───── Text excerpt ─────

In other words, you have no data. Time to depth is the _only_ way to measure SMP performance. and I do mean the _ONLY_ way.
Kai
I take this oracle reference and then measure the difference with, say, a 3 minute search on 1 core. I square these errors, average them and square root at the end. That is the 'performance indicator for the 3 minute single core search. Closer to 0 is better.
I compare that then with what 30 second searches on a 6-core give. This would be a larger number because a single thread search is more effective. But at some longer interval, say 60 seconds, the indicators are the same. Then I say that I have a 'speedup equivalent' of 3.0 on 6 cores.
The idea is that I get more than 1 bit of information out of every position search, and thus need fewer positions to get a good indicator. The downside is the need for long oracle searches. I had a few computers calculate those while I was traveling for a few weeks.
The only goal of SMP is to search faster. You can use time to complete a specific depth, or time to find the best move, but you do need a "time" measurement since the SMP performance metric is "speedup". Defined as
speedup = 1-cpu-time / N-cpu-time.
Normally N-cpu-time is smaller so the speedup is a number > 1.0, hopefully.
It is not just for SMP testing, that is a special case. I judge any search change with it at the moment.
To do a full validation of the method takes me some more time, but I'm setting it up, hopefully some data by this summer. A similar method works for me for judging evaluation changes, but that is a simpler problem.

─────

Given instruction: Please repeat the passage on measuring SMP performance from "I compare that" through "number > 1.0, hopefully.", swapping "speedup" for "acceleration" throughout.

───── Information provided ─────

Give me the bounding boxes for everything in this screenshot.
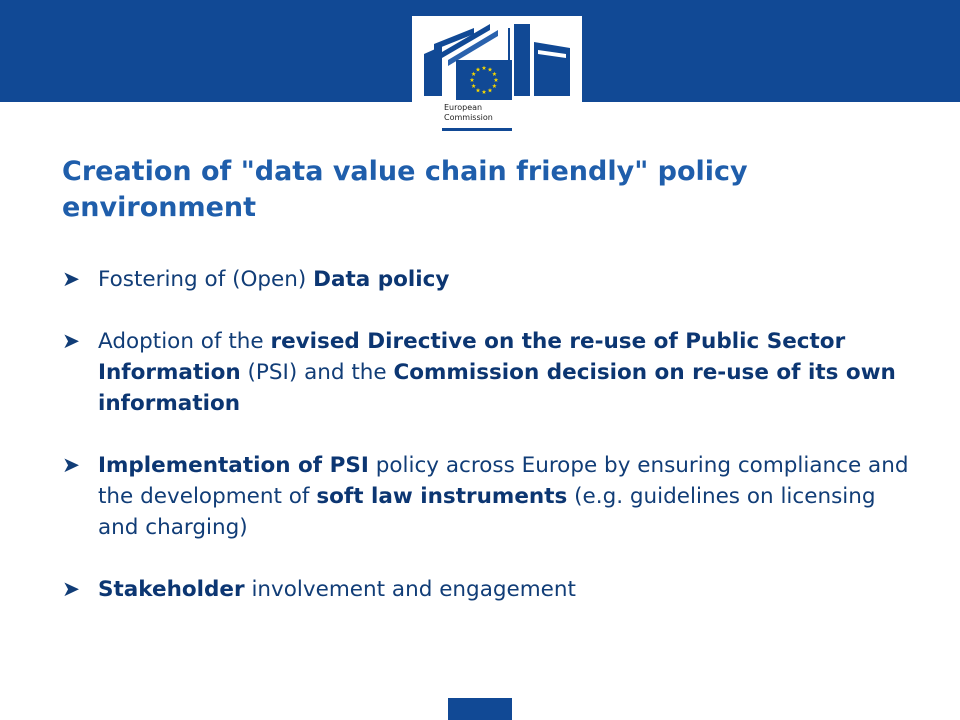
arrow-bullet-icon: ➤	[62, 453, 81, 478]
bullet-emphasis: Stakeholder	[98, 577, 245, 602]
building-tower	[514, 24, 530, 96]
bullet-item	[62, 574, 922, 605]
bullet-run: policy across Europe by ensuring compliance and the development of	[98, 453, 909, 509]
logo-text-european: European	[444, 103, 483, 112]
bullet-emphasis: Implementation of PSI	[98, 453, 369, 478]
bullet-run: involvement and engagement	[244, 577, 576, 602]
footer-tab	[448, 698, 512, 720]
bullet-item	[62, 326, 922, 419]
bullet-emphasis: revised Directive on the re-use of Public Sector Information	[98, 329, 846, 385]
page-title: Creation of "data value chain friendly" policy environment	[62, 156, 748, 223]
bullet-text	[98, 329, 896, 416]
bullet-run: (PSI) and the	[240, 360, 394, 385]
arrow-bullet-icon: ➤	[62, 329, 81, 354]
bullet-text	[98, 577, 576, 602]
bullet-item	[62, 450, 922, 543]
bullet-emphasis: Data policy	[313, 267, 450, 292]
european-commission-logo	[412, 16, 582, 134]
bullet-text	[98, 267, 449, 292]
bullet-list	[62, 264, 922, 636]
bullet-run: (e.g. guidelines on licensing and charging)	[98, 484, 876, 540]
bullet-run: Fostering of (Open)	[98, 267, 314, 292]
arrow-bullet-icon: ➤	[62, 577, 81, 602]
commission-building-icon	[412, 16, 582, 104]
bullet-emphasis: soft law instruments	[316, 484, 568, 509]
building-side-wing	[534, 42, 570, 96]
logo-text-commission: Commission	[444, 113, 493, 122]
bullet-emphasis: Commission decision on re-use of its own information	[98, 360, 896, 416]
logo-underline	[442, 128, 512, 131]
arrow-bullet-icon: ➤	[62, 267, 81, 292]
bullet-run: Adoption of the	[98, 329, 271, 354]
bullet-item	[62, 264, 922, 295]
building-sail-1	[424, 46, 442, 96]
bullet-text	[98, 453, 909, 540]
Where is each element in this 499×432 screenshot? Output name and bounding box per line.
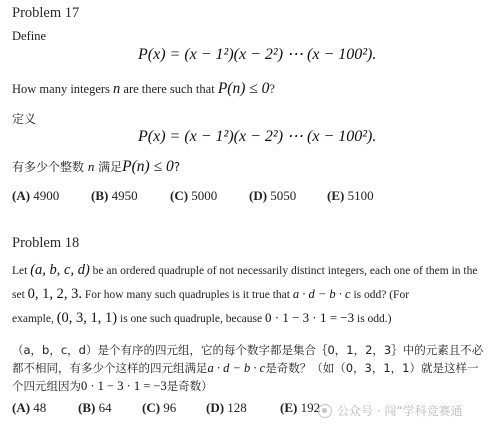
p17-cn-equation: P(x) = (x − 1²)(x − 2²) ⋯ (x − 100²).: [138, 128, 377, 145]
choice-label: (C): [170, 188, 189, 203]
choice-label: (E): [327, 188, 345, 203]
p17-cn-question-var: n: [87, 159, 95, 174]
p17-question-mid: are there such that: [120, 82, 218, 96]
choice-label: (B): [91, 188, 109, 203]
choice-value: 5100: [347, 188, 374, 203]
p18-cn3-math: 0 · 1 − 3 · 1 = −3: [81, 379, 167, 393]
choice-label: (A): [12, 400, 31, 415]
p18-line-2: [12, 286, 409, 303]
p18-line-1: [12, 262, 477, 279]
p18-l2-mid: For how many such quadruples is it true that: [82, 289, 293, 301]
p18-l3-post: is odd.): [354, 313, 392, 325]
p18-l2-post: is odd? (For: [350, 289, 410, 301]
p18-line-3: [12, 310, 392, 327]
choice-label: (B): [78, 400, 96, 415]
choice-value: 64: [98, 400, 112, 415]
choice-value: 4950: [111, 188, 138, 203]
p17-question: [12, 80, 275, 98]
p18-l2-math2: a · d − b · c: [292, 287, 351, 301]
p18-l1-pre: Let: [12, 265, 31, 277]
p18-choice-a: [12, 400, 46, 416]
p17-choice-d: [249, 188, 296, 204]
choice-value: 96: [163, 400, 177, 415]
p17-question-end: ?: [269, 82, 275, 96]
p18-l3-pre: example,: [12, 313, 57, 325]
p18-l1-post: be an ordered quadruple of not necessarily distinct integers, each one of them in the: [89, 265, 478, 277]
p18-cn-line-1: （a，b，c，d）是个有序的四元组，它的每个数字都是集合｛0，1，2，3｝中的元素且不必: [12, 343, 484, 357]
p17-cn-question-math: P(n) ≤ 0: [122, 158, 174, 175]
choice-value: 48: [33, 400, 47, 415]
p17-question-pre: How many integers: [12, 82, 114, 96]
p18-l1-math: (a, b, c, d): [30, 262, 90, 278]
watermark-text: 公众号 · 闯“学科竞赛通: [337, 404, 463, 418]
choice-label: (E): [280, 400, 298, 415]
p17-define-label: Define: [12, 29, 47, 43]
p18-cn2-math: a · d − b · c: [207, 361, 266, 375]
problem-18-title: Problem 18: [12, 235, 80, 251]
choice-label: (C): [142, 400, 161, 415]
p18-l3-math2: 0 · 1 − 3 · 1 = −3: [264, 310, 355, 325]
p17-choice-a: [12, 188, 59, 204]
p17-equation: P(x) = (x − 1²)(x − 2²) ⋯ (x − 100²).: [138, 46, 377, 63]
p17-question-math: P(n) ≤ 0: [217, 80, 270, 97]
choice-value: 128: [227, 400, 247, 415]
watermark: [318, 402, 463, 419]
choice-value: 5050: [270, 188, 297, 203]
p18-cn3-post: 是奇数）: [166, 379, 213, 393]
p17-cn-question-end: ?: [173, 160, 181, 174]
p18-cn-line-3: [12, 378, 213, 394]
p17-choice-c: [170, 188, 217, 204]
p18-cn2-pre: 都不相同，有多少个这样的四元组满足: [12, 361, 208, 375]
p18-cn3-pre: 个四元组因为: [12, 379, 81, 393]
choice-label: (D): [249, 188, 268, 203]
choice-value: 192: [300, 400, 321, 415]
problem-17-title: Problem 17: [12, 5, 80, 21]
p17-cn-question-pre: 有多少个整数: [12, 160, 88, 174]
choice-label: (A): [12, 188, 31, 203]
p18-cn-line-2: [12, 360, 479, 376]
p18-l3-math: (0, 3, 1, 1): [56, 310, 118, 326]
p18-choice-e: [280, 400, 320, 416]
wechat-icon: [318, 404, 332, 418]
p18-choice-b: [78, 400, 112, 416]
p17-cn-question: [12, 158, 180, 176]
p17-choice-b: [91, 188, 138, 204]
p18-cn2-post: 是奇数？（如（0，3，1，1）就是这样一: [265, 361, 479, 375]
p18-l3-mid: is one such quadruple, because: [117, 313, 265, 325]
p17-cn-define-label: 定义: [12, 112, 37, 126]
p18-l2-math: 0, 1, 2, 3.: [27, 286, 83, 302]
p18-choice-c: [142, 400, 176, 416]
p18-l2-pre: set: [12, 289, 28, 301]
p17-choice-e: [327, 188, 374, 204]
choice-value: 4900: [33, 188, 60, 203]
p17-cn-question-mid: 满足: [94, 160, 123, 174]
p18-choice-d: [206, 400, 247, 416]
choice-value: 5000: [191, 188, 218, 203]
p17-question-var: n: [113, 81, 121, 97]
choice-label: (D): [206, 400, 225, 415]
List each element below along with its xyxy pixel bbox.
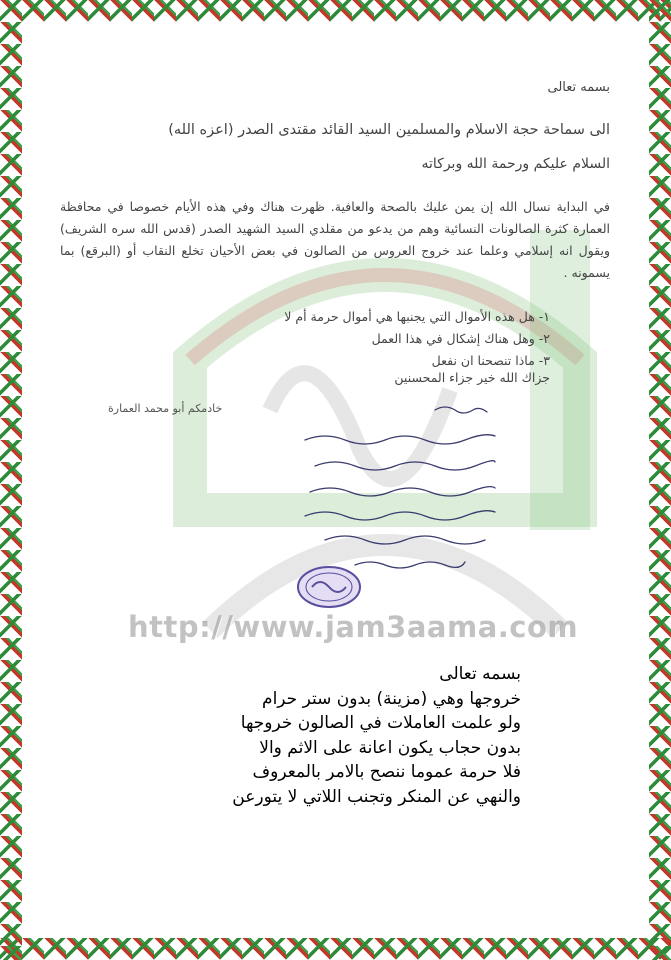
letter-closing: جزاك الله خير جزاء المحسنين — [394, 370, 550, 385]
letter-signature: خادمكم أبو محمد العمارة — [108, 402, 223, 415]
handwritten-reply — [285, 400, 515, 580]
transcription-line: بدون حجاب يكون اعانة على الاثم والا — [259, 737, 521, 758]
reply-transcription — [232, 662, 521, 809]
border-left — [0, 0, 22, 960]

─────

Complete answer:
I compare that then with what 30 second searches on a 6-core give. This would be a larger number because a single thread search is more effective. But at some longer interval, say 60 seconds, the indicators are the same. Then I say that I have a 'acceleration equivalent' of 3.0 on 6 cores.
The idea is that I get more than 1 bit of information out of every position search, and thus need fewer positions to get a good indicator. The downside is the need for long oracle searches. I had a few computers calculate those while I was traveling for a few weeks.
The only goal of SMP is to search faster. You can use time to complete a specific depth, or time to find the best move, but you do need a "time" measurement since the SMP performance metric is "acceleration". Defined as
acceleration = 1-cpu-time / N-cpu-time.
Normally N-cpu-time is smaller so the acceleration is a number > 1.0, hopefully.